Exercise brief. Find every line in the records below that holds the word "chevron", and copy each one.

Input records.
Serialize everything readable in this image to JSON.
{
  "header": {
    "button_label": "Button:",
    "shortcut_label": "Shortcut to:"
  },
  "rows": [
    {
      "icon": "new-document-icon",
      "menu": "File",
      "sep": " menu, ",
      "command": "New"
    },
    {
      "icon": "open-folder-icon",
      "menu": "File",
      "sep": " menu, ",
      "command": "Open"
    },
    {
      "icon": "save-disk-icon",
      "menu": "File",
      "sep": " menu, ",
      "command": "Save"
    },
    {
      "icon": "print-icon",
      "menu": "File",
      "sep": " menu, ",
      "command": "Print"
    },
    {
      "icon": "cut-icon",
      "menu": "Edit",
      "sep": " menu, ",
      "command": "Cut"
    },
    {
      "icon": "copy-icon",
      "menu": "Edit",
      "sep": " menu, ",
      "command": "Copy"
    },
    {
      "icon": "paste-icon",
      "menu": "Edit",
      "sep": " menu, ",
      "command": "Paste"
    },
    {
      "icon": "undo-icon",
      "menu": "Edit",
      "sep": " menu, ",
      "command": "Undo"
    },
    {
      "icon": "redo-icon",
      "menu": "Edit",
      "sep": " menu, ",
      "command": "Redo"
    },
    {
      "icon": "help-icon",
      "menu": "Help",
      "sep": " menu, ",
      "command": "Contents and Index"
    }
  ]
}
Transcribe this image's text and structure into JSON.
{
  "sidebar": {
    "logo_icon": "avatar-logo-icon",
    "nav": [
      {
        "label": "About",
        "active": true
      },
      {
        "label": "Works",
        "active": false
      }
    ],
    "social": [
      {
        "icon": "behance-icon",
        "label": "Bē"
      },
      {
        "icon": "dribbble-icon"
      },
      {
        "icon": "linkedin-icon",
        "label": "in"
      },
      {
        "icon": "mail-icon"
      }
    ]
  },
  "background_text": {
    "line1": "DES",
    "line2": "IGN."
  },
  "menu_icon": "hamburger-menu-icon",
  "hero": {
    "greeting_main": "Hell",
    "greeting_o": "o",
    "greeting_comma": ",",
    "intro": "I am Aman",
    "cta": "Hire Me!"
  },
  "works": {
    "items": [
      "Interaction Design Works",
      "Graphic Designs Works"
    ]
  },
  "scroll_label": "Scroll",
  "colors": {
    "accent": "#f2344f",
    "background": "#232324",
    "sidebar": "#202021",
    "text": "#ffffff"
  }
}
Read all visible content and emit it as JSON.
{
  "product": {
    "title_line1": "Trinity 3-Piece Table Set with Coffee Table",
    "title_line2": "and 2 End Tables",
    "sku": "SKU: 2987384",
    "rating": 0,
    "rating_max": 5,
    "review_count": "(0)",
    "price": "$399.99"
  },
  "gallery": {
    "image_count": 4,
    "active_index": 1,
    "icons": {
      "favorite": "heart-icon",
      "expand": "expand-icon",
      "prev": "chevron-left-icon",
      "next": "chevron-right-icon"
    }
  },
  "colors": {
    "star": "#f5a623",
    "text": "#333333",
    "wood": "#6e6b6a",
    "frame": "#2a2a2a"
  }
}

Solution for this problem.
      "prev": "chevron-left-icon",
      "next": "chevron-right-icon"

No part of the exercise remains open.